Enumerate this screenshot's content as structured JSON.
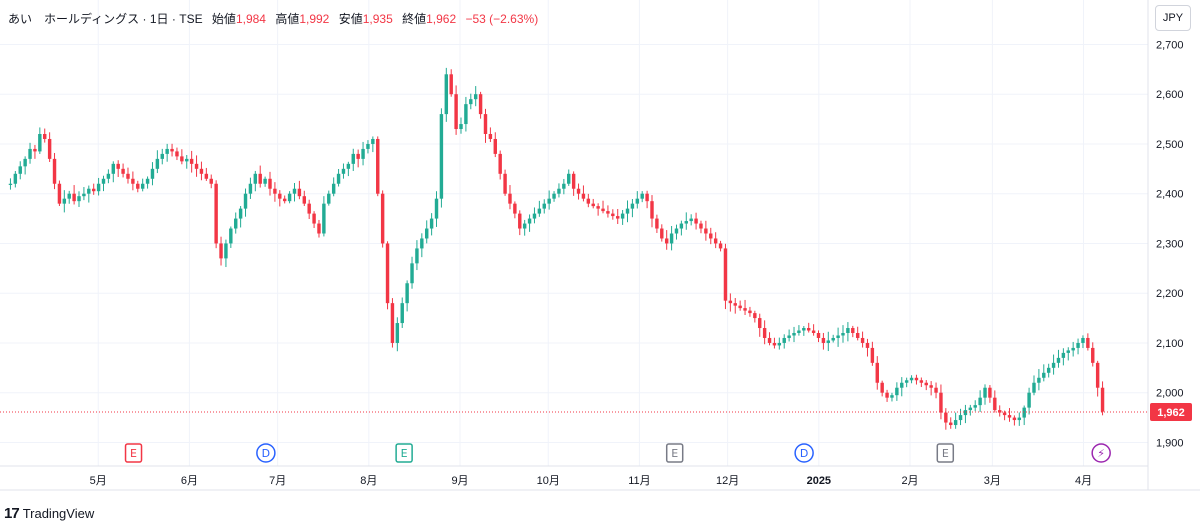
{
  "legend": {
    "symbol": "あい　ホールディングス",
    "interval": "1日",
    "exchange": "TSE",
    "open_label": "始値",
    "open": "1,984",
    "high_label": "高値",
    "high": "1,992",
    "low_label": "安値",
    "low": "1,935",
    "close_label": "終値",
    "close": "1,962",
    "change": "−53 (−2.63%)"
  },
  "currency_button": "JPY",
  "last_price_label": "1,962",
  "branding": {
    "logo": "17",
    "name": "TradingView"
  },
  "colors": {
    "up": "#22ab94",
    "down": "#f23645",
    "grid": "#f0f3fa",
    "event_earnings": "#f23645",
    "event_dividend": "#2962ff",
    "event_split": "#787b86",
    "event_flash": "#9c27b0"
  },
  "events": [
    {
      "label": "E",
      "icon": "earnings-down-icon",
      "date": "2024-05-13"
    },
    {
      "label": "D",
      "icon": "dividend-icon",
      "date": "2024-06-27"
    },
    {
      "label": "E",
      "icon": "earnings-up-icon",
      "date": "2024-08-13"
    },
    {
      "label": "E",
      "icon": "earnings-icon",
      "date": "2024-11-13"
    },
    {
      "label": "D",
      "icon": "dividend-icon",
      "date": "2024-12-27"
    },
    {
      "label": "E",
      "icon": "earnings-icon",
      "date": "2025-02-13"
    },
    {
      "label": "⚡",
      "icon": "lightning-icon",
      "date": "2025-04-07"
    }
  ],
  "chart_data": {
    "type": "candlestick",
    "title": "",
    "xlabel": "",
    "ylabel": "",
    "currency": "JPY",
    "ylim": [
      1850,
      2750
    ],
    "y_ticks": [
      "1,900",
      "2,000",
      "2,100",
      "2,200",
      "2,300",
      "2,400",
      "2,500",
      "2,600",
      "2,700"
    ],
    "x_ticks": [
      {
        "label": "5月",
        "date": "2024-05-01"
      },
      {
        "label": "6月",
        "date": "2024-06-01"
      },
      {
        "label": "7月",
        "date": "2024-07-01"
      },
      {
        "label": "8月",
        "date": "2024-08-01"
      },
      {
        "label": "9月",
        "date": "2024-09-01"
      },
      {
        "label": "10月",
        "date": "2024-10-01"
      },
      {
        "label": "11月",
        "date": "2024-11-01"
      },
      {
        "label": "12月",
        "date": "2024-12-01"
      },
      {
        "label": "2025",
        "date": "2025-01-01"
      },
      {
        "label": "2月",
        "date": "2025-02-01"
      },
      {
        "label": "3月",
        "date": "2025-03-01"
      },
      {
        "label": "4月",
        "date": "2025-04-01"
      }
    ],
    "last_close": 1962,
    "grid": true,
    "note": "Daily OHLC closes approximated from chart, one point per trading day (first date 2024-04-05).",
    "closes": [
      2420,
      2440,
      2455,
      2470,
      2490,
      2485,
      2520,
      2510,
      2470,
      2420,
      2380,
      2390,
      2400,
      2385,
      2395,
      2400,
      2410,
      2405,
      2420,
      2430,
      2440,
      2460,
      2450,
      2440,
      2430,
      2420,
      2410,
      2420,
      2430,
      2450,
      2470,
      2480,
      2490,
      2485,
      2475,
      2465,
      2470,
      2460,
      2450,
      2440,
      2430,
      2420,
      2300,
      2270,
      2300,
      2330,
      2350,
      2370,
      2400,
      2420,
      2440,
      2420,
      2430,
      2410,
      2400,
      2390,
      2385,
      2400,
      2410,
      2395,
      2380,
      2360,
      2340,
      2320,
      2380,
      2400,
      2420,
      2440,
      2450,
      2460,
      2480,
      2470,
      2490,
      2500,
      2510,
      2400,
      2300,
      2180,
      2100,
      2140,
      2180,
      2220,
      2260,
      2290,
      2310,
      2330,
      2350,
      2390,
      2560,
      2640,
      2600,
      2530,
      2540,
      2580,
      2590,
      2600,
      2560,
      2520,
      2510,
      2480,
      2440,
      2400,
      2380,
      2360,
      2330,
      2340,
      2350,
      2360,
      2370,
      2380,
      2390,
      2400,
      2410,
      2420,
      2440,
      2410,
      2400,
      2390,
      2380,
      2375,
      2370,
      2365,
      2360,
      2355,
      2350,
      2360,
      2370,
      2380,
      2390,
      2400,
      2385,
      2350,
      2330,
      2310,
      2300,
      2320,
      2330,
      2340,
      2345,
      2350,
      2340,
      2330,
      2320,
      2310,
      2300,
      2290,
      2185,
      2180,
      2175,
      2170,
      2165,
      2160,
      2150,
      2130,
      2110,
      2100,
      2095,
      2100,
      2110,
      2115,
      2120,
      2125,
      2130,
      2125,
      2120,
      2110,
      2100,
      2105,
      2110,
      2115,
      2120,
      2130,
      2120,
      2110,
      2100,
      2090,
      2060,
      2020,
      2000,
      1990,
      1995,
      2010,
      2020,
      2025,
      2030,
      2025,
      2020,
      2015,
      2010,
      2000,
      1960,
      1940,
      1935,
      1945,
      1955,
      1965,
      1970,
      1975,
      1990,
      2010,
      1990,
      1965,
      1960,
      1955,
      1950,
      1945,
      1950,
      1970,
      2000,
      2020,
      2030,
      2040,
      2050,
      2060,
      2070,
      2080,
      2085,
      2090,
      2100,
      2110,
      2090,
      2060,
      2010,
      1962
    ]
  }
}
•••••
EXERCISE TASK: State how many lines of the listing above hold the word "icon", with nothing but the number.

WRITTEN REPLY: 7